# Excerpted records
------

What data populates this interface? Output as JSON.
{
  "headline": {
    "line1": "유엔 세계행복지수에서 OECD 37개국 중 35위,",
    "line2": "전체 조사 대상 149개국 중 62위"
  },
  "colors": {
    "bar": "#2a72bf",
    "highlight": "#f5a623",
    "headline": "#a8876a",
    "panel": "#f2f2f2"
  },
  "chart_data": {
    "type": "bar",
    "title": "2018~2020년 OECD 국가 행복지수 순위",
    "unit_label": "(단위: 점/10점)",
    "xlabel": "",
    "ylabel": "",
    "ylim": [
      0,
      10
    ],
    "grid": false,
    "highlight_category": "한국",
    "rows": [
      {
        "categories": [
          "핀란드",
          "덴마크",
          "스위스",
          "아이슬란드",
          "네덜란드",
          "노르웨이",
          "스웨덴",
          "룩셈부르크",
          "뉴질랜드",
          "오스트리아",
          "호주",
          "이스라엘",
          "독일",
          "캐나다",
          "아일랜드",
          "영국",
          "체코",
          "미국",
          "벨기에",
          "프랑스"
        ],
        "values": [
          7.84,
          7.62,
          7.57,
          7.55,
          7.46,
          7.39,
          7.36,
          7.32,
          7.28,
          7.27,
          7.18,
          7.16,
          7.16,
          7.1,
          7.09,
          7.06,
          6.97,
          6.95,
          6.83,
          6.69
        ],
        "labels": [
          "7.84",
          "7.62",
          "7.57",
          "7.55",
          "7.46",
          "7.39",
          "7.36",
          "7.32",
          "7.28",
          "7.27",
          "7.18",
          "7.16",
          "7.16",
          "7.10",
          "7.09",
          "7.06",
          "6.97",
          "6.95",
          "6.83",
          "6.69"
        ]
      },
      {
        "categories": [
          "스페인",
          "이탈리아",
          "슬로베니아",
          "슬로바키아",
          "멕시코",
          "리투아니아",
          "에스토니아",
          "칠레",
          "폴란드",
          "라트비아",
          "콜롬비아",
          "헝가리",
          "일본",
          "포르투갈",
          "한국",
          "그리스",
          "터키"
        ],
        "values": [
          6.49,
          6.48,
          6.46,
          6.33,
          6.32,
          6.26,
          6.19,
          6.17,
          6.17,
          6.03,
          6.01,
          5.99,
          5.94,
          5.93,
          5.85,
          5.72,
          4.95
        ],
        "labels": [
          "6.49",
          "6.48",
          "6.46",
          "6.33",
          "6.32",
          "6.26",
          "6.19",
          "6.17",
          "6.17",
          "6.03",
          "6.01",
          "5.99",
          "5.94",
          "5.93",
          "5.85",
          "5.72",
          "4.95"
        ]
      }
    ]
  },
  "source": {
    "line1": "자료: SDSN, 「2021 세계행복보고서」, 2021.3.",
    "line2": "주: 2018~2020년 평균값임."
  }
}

------

# Given request
Tally the lines in the entries above that hold the word "OECD". Reply with nothing but that count.

# Expected output
2